* Begin Record extracts *

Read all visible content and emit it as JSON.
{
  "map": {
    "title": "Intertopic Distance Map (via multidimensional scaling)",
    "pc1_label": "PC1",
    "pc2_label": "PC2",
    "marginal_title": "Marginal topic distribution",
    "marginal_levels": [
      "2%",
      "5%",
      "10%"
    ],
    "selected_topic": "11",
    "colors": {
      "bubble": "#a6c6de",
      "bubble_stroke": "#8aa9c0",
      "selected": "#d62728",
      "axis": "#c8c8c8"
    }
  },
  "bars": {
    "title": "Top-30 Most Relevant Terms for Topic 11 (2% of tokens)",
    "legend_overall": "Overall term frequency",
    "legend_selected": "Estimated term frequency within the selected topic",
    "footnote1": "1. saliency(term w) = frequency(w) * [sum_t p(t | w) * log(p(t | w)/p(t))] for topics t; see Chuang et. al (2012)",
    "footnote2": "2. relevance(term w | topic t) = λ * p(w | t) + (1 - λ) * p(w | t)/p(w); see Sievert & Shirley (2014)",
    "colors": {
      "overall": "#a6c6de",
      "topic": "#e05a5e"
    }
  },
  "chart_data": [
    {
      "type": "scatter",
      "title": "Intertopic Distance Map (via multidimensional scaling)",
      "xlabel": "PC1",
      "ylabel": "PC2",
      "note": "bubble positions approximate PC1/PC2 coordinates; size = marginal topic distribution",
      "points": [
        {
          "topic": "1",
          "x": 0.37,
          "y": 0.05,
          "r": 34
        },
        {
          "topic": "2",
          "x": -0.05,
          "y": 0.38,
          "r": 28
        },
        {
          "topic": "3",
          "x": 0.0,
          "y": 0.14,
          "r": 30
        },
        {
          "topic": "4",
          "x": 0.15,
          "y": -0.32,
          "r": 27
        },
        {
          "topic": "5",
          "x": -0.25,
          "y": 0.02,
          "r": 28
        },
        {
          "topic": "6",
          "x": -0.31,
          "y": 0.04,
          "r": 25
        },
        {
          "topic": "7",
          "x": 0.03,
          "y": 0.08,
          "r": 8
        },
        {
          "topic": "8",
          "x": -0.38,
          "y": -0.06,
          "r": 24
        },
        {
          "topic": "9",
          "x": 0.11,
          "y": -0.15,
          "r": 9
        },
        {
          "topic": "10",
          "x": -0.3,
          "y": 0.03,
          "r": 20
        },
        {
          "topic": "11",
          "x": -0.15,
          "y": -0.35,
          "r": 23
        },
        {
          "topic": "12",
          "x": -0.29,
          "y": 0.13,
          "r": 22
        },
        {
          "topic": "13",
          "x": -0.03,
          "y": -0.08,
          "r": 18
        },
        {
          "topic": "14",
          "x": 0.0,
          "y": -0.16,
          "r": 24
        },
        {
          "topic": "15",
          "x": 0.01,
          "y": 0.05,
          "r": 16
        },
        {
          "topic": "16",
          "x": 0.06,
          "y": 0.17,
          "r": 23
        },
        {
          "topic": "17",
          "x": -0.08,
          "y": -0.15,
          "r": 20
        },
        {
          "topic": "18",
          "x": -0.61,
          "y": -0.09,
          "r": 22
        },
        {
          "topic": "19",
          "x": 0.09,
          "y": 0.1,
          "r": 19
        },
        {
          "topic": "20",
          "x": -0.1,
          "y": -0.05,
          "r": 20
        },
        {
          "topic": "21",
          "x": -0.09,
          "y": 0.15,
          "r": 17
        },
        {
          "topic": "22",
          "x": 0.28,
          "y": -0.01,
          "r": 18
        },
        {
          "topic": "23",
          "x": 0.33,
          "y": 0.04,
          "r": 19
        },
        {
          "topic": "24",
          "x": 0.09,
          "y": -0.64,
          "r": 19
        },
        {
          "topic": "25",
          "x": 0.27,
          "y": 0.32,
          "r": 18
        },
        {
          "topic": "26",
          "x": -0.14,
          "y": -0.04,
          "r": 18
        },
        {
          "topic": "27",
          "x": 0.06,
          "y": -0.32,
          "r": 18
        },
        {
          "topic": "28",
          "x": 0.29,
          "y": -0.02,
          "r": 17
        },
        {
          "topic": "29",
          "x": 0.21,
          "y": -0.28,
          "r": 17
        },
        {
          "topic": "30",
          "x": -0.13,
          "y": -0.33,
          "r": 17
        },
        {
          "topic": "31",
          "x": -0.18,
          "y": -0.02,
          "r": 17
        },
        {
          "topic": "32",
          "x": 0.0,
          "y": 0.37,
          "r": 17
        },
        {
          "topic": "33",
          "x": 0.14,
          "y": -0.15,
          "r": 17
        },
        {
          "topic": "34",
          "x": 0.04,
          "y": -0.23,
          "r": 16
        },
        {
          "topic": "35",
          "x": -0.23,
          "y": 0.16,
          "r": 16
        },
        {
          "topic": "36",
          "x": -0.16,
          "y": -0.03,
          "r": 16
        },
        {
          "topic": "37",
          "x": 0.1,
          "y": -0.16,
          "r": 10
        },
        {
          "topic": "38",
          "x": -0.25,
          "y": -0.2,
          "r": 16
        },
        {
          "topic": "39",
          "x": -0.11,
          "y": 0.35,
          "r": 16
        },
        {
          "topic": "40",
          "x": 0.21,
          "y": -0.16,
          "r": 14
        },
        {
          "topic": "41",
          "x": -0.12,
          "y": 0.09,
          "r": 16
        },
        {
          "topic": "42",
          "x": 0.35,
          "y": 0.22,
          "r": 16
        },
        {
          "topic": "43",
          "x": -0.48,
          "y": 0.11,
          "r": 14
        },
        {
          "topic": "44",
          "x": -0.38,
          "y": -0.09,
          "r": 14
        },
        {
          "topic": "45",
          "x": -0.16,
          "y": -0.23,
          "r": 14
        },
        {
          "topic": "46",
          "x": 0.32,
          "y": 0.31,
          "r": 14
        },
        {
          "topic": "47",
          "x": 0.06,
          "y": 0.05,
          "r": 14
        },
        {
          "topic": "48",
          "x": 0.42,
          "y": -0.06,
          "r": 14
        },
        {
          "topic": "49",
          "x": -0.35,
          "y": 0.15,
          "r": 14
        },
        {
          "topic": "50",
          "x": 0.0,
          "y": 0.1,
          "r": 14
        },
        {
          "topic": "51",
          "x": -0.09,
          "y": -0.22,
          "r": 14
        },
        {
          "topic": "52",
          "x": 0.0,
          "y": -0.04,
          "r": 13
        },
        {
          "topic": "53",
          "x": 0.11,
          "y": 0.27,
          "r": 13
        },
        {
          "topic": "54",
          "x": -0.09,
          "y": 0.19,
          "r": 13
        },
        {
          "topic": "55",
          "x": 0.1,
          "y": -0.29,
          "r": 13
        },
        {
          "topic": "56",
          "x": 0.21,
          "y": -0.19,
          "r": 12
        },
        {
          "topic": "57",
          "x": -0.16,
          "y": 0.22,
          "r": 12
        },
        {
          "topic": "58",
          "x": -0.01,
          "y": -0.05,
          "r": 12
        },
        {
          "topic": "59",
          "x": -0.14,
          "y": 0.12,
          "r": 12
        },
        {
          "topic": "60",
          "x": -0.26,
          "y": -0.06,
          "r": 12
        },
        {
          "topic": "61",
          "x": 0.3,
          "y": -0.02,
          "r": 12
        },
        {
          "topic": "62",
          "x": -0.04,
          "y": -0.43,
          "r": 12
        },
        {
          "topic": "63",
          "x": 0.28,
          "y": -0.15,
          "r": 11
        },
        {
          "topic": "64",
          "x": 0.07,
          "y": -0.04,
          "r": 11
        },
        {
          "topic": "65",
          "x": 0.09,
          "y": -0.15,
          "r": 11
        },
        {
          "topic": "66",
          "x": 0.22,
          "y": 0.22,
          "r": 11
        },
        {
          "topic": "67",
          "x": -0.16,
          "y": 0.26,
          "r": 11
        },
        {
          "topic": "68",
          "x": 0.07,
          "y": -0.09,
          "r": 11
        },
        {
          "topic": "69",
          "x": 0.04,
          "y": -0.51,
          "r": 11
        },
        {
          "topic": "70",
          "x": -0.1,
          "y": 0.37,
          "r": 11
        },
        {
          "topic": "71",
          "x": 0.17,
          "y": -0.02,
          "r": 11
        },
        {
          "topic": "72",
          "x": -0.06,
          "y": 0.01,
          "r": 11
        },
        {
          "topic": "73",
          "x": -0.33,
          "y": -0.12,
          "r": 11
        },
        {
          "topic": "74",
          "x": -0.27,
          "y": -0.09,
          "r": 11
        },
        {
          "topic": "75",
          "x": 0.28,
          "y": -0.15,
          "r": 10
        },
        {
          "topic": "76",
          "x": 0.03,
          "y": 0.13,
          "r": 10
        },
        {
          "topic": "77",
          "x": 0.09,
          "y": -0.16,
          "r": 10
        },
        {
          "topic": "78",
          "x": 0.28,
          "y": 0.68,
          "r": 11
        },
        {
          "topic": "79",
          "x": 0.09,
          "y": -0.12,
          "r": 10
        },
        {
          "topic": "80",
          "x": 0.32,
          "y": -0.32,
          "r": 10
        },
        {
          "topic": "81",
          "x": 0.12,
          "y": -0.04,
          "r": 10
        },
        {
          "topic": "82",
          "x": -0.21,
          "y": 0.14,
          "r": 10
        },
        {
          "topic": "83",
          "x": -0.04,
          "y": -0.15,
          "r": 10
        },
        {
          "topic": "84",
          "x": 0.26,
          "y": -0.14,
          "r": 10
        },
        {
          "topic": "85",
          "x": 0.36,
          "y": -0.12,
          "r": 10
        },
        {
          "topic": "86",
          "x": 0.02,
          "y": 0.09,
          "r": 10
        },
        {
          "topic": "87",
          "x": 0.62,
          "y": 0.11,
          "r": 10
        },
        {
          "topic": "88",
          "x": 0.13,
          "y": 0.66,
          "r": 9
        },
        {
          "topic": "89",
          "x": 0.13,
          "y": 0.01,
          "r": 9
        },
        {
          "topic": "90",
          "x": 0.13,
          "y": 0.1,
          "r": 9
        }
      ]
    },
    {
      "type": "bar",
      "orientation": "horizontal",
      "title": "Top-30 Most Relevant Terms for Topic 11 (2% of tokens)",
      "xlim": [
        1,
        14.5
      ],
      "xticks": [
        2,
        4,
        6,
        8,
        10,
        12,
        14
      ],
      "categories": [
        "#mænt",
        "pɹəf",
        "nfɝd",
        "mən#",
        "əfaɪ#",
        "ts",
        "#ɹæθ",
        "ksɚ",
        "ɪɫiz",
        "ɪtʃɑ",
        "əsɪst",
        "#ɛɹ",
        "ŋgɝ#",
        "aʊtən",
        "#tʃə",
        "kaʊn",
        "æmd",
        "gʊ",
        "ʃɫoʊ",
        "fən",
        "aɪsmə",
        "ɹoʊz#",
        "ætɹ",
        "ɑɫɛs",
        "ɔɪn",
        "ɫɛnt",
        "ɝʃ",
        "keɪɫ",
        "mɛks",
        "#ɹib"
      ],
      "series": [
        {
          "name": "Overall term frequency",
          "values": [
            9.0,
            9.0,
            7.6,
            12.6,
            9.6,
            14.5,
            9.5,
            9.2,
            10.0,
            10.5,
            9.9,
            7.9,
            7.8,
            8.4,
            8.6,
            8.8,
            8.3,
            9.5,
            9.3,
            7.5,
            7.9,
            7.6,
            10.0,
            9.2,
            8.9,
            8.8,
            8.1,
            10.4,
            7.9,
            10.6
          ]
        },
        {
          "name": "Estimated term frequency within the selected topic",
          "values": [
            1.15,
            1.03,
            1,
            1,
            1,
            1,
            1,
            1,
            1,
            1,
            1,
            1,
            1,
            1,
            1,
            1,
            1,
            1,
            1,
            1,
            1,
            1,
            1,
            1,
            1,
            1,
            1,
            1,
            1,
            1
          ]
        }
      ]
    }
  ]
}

* End Record extracts *

=== Given task ===
From the listing, copy every line where the string "name" appears.

=== Answer to this exercise ===
          "name": "Overall term frequency",
          "name": "Estimated term frequency within the selected topic",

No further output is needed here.